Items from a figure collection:
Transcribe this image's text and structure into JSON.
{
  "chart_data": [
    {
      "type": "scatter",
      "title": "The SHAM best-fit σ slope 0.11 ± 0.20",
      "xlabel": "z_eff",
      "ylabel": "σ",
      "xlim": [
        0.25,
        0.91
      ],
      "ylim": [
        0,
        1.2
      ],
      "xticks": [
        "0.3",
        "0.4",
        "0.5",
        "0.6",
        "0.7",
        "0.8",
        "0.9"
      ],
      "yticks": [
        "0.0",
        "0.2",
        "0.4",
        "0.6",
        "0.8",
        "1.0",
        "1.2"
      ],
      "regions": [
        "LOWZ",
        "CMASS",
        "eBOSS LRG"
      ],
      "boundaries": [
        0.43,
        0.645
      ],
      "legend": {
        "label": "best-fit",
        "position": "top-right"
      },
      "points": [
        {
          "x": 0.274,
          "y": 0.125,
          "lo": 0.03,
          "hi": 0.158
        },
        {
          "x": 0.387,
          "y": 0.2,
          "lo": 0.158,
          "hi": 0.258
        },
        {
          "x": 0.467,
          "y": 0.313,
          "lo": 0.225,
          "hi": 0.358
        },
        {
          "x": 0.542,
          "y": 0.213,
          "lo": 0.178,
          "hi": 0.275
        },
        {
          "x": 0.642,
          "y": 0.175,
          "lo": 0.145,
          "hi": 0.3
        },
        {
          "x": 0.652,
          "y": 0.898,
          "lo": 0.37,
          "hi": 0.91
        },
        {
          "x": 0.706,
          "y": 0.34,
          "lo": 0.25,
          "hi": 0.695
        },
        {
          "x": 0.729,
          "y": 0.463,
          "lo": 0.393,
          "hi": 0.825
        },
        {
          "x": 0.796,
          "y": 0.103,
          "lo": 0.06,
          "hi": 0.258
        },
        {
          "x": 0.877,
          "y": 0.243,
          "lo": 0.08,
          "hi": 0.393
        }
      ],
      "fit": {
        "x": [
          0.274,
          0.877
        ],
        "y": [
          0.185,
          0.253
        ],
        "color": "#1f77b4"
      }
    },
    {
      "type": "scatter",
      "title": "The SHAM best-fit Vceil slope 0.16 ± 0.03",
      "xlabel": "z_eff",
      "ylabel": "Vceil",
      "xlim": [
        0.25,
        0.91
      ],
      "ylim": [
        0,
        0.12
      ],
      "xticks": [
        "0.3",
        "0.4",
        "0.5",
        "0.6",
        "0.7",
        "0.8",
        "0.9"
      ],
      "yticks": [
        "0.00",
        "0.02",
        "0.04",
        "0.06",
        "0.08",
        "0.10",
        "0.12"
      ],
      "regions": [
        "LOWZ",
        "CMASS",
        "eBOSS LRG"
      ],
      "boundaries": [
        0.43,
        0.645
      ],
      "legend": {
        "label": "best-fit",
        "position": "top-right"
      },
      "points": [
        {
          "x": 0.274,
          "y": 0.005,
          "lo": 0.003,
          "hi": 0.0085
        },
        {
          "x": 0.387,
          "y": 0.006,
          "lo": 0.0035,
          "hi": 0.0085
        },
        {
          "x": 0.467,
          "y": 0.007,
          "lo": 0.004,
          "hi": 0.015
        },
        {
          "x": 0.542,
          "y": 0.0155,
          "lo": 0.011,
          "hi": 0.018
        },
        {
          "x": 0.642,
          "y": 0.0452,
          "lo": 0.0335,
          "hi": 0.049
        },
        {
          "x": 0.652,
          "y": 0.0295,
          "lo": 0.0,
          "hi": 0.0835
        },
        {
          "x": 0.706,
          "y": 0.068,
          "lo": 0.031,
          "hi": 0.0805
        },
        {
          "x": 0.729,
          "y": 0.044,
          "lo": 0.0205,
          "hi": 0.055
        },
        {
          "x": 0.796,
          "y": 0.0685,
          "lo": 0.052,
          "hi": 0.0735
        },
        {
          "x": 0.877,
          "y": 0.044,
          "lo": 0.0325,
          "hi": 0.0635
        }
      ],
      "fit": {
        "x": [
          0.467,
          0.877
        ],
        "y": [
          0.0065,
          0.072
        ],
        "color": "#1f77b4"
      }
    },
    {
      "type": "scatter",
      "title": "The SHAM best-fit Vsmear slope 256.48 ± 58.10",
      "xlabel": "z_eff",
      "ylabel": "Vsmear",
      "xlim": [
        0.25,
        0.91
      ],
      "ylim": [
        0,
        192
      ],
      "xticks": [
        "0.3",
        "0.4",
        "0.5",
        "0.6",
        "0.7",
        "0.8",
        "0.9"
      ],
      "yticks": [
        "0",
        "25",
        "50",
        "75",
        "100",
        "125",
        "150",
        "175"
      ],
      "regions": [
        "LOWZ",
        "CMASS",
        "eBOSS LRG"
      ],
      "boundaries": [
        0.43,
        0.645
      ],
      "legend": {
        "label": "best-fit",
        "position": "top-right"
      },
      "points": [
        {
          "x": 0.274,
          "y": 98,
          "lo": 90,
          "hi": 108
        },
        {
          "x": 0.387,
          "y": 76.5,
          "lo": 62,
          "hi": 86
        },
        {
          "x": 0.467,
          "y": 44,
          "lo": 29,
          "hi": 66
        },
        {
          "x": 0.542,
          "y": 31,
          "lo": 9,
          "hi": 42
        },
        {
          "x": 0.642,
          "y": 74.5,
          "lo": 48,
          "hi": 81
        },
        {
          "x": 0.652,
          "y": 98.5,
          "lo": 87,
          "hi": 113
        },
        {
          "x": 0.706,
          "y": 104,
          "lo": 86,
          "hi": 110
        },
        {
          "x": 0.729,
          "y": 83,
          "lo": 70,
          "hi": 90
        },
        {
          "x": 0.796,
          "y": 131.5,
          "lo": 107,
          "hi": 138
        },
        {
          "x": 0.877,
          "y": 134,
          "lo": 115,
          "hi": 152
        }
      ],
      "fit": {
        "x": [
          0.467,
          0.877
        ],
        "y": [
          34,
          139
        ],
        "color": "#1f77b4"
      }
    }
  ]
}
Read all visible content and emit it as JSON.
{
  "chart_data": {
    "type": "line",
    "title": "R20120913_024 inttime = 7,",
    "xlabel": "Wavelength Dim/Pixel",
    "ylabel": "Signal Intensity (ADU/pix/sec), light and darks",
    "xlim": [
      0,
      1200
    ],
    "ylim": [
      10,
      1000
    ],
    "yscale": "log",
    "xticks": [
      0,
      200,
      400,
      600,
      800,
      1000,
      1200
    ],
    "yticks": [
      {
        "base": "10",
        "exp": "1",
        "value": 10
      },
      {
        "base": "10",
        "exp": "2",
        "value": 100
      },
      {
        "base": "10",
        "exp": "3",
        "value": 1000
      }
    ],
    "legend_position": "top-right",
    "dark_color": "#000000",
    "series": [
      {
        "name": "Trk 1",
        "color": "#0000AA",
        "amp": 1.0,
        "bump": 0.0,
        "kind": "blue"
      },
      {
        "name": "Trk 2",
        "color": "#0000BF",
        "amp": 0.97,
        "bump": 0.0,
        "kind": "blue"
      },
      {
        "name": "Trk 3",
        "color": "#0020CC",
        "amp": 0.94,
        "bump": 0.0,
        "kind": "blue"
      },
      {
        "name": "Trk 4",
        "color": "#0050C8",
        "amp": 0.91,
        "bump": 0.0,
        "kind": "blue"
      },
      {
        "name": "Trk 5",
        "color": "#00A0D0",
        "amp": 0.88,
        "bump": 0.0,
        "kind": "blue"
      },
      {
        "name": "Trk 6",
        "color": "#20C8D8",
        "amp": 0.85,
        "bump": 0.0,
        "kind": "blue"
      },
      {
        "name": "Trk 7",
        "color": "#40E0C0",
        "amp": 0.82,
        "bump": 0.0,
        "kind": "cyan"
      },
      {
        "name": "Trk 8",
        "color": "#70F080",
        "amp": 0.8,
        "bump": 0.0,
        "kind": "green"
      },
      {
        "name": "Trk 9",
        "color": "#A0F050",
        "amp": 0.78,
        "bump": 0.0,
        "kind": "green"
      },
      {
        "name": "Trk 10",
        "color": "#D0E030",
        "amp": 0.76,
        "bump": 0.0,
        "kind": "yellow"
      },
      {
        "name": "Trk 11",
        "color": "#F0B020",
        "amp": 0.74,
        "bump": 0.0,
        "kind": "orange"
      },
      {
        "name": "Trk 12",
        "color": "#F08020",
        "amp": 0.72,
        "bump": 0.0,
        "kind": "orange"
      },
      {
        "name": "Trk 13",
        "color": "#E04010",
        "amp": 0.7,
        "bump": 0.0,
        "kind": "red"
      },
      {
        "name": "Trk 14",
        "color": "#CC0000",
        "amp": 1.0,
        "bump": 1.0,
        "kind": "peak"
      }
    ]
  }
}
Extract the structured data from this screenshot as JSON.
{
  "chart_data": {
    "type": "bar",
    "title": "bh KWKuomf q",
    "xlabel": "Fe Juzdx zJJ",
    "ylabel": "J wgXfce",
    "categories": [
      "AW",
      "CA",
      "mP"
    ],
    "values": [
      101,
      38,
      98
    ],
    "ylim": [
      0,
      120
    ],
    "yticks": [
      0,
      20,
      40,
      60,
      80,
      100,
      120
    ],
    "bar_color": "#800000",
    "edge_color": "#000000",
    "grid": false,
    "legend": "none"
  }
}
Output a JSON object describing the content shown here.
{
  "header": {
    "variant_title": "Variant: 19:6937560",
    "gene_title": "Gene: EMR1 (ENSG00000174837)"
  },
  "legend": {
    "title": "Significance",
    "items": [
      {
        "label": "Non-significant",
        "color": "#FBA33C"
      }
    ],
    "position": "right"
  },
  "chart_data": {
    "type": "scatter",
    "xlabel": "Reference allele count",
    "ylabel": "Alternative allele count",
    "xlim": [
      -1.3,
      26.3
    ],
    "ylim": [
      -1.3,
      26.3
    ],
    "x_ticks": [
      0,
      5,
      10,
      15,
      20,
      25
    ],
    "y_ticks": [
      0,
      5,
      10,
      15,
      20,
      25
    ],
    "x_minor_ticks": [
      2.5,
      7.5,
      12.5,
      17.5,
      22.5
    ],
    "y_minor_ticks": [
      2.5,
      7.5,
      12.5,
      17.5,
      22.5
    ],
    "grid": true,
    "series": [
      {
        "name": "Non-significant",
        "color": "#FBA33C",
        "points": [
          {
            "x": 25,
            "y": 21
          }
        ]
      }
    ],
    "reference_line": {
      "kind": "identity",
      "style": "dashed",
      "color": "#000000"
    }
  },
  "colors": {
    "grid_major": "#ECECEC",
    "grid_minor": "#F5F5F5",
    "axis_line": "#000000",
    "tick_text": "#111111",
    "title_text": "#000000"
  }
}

## WHAT TO PRODUCE
Return the lines beginning at the one that contains "Extract the structured" and continuing through the last line of the data, exactly as they stand and without any others.

## FINISHED EXERCISE
Extract the structured data from this screenshot as JSON.
{
  "chart_data": {
    "type": "bar",
    "title": "bh KWKuomf q",
    "xlabel": "Fe Juzdx zJJ",
    "ylabel": "J wgXfce",
    "categories": [
      "AW",
      "CA",
      "mP"
    ],
    "values": [
      101,
      38,
      98
    ],
    "ylim": [
      0,
      120
    ],
    "yticks": [
      0,
      20,
      40,
      60,
      80,
      100,
      120
    ],
    "bar_color": "#800000",
    "edge_color": "#000000",
    "grid": false,
    "legend": "none"
  }
}
Output a JSON object describing the content shown here.
{
  "header": {
    "variant_title": "Variant: 19:6937560",
    "gene_title": "Gene: EMR1 (ENSG00000174837)"
  },
  "legend": {
    "title": "Significance",
    "items": [
      {
        "label": "Non-significant",
        "color": "#FBA33C"
      }
    ],
    "position": "right"
  },
  "chart_data": {
    "type": "scatter",
    "xlabel": "Reference allele count",
    "ylabel": "Alternative allele count",
    "xlim": [
      -1.3,
      26.3
    ],
    "ylim": [
      -1.3,
      26.3
    ],
    "x_ticks": [
      0,
      5,
      10,
      15,
      20,
      25
    ],
    "y_ticks": [
      0,
      5,
      10,
      15,
      20,
      25
    ],
    "x_minor_ticks": [
      2.5,
      7.5,
      12.5,
      17.5,
      22.5
    ],
    "y_minor_ticks": [
      2.5,
      7.5,
      12.5,
      17.5,
      22.5
    ],
    "grid": true,
    "series": [
      {
        "name": "Non-significant",
        "color": "#FBA33C",
        "points": [
          {
            "x": 25,
            "y": 21
          }
        ]
      }
    ],
    "reference_line": {
      "kind": "identity",
      "style": "dashed",
      "color": "#000000"
    }
  },
  "colors": {
    "grid_major": "#ECECEC",
    "grid_minor": "#F5F5F5",
    "axis_line": "#000000",
    "tick_text": "#111111",
    "title_text": "#000000"
  }
}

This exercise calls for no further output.